Disclaimer: Realizing that most of my readers will be US-based educators, I feel the need to explain that the paragraphs below are written from my own perspective as a teacher in South Korea. I do understand that the situation is different in the country and the district you work in.

In the infographic above, I pitched 20th-century teaching against 21st-century teaching in a number of different areas. In each area, I compared WHAT IS to WHAT COULD BE, based on my own experience as an educator. While I could go into detail about each area, I want to instead address a more fundamental issue. There is a reason why there is no change in the way we educate our children and the biggest fault does not lie in the schools.

In South Korea, a country famous for its’ educational zeal, things look gloomy for education. The traditional way of ‘succeeding in life’ is chiseled in stone and there are only a few people who dare to break out and write their own story. Success in Korea starts from kindergarten - you need to go to the right one. It is followed by going to a good school, suffering through midnight private lessons, and spending high school years studying hard for a high-stakes exam (KSAT exam) that will determine your college placement. After college, you must find a job at a big name corporation (Samsung, LG, you name it), and after that, you are free to spend your life away as a gear in a well-oiled machine of corporate greed. Needless to say, success does not mean happiness. Suicide rates in South Korea are among the highest in the world.

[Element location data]
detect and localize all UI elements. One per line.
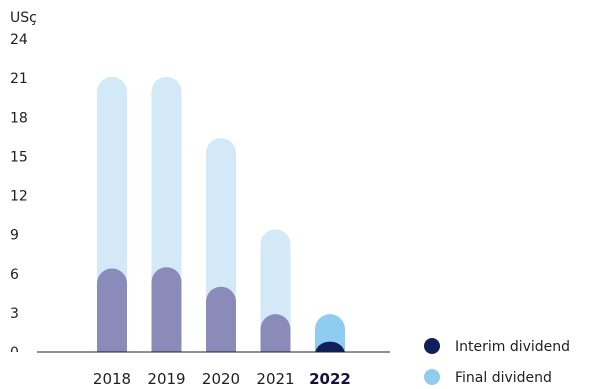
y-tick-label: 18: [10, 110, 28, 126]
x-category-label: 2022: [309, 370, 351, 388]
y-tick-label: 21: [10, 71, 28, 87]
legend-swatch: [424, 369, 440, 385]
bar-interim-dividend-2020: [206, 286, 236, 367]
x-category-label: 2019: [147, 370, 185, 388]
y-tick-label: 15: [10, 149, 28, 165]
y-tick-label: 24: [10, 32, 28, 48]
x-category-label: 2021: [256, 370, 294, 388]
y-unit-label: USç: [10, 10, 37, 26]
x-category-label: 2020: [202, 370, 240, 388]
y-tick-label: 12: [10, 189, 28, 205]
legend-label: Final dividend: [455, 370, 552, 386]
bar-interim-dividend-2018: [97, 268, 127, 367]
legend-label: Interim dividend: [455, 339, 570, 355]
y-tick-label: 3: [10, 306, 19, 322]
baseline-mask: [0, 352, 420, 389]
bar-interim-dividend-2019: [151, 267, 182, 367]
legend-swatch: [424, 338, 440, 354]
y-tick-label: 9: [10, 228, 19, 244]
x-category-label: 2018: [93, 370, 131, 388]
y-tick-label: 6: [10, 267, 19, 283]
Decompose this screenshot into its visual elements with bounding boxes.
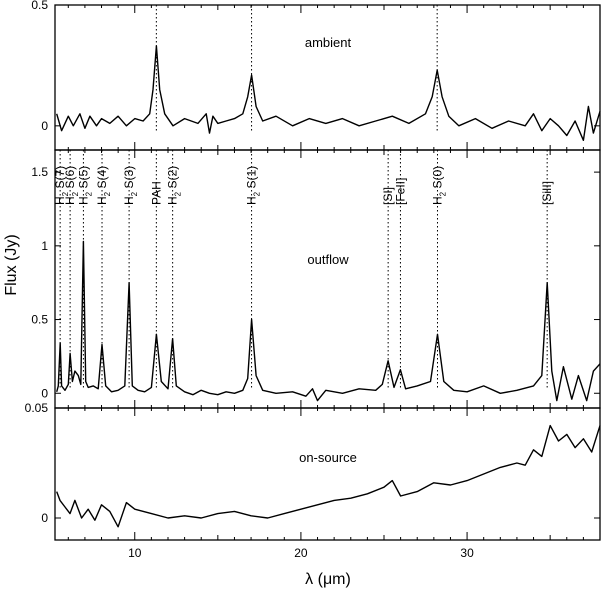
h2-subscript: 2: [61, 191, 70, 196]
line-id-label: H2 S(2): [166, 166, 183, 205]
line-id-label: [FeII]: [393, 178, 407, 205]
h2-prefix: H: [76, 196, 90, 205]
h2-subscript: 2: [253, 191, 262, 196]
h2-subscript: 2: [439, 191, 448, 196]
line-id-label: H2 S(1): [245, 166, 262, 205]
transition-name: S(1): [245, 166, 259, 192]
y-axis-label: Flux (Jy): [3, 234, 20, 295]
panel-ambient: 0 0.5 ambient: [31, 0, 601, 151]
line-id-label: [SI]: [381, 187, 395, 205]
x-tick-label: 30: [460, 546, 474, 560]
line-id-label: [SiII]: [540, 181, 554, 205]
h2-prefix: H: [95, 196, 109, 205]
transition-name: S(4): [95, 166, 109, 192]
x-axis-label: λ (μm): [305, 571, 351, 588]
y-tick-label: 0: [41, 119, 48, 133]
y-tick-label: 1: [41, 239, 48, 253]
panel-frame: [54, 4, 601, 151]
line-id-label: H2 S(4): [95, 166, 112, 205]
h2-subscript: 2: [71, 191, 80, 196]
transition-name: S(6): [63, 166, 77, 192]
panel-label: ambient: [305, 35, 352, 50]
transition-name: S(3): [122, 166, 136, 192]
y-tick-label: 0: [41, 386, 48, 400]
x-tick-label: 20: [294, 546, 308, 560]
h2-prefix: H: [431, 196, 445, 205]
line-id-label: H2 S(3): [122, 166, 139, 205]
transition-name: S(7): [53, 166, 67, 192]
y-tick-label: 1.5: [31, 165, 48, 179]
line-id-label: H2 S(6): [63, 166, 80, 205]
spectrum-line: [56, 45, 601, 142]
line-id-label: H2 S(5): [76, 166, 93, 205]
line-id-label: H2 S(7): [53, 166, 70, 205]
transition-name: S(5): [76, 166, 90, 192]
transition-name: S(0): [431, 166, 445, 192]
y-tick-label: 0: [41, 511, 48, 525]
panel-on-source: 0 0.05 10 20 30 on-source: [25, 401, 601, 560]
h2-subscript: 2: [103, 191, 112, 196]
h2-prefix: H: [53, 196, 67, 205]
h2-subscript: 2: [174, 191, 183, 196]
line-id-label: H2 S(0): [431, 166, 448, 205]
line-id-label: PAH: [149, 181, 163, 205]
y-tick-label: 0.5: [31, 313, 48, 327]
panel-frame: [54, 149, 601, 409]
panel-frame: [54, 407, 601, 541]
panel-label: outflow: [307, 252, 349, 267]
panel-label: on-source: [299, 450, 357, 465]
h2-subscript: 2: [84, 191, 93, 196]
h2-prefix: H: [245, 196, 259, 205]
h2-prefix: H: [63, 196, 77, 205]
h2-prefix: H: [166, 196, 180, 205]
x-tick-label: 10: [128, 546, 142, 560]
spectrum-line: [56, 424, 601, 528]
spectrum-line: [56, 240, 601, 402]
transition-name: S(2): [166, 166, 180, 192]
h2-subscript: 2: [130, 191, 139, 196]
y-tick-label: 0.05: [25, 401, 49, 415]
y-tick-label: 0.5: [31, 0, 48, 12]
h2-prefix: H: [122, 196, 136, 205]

PROBLEMS TO WORK ON.
A: According to the passage on education in South Korea, what are the stages of the traditional path to success? List them in order.
B: Proceed with the passage on education in South Korea, picking up right after its final sentence.
These entries come from a separate source unrelated to the text.

ANSWERS IN ORDER.
A:
1. Going to the right kindergarten
2. Going to a good school
3. Suffering through midnight private lessons
4. Spending high school years studying hard for the KSAT exam that determines college placement
5. College
6. Finding a job at a big name corporation

B:
Why the rant about the Korean understanding of success? It all starts with education. In order to fit the larger picture, the educational system needs to do exactly what is required of it - prepare students for THE EXAM. Everything else is deemed worthless by the parents and, consequently, by the educators themselves, who only wish ‘the best’ for the children. How things are done on the 20th-century side of the infographic is indicative of the overarching goal of such education - the KSAT exam.

Working at a private school, the biggest challenge educators face is the parents’ desire for the school to conform to the rules of the game so that their children do score higher than their public school counterparts. Extracurricular activities are being sacrificed for the sake of KSAT study halls and 21-century initiatives are being shut down by the administration because of the parental pressure.

Being a teacher, there is always a temptation to put the blame on our students. They do not do homework, they are not motivated, , they disrespect authority. They are not motivated because no one is motivated by the prospect of mindless information drilling from 7am to 12pm. They disrespect authority because their parents do not get a chance to teach them on this kind of schedule. If we want to see a change in how this generation is educated, this society needs to start by changing the way we see them, what we model for them, and the things we expect of them.